(Data items)
------------

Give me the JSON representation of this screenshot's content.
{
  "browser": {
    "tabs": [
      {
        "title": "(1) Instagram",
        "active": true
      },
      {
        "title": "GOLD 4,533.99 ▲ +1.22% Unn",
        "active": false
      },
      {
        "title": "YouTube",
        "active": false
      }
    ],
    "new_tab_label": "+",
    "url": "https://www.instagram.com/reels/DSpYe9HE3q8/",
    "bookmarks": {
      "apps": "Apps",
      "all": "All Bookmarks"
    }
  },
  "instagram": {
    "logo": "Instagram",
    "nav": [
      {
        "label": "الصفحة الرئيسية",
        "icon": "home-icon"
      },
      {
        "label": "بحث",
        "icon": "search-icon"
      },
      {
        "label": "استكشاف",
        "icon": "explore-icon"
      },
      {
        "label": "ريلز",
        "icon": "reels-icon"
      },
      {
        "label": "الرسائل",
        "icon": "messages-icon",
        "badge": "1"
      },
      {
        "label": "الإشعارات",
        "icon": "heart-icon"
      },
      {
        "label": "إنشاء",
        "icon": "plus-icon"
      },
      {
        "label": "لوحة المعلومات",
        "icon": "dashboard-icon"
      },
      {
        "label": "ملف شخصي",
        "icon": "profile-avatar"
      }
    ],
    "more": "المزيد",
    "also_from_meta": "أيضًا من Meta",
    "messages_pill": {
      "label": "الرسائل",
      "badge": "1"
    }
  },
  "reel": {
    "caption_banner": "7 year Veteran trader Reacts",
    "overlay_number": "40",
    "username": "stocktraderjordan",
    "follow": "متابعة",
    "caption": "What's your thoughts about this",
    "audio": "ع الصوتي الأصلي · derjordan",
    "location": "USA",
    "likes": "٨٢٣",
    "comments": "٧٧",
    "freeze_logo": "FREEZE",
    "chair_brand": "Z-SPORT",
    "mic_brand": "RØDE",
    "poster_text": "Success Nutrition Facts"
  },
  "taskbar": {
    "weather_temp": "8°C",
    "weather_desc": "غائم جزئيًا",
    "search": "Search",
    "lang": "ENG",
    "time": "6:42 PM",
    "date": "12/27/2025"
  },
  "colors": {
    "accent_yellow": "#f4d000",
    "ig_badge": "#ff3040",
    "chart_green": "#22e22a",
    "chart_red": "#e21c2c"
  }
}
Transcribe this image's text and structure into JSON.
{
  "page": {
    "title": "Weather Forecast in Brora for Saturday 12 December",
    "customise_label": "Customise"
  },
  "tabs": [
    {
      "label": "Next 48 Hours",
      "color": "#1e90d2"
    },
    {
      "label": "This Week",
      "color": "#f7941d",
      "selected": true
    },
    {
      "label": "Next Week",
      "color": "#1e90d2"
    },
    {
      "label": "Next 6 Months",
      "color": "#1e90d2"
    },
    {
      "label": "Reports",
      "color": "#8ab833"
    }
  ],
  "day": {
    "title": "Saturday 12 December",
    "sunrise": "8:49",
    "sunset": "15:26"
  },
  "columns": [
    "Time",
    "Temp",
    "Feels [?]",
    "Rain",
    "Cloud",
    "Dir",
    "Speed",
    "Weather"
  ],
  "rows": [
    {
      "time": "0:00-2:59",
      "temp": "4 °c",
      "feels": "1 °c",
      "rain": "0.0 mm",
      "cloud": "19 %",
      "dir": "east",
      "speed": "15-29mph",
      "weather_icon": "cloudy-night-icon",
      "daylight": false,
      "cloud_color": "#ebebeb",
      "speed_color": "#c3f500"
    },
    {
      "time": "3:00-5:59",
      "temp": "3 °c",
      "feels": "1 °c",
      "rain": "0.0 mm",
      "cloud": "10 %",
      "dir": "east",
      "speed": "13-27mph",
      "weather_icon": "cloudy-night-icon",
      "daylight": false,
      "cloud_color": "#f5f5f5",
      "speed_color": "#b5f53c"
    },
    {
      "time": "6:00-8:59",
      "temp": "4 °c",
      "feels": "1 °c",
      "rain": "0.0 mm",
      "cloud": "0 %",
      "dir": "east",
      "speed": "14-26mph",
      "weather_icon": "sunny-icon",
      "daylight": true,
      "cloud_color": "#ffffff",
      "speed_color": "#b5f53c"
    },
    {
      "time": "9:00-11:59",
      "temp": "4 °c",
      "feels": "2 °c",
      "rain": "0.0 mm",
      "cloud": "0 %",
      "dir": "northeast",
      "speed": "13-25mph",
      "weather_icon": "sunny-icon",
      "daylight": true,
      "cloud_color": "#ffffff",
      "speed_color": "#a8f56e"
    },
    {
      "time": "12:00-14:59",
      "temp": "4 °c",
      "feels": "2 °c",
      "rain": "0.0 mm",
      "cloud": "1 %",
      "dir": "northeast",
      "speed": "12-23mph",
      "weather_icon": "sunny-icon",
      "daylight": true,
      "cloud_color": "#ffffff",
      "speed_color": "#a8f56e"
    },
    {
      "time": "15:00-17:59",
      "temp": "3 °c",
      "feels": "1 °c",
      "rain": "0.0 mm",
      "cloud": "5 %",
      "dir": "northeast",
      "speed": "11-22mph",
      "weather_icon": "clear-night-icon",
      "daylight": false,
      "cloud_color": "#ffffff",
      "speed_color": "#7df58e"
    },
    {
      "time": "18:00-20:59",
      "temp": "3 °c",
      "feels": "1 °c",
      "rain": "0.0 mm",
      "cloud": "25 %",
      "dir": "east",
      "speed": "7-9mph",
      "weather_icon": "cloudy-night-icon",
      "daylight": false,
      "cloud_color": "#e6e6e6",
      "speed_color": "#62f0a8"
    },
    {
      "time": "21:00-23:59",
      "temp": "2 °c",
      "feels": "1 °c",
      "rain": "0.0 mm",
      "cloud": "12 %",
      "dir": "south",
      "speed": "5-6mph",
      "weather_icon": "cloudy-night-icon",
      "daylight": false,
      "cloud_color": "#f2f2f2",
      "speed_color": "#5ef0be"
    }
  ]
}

------------

Write out every line of the preceding listing that contains "title".

Task result:
        "title": "(1) Instagram",
        "title": "GOLD 4,533.99 ▲ +1.22% Unn",
        "title": "YouTube",
    "title": "Weather Forecast in Brora for Saturday 12 December",
    "title": "Saturday 12 December",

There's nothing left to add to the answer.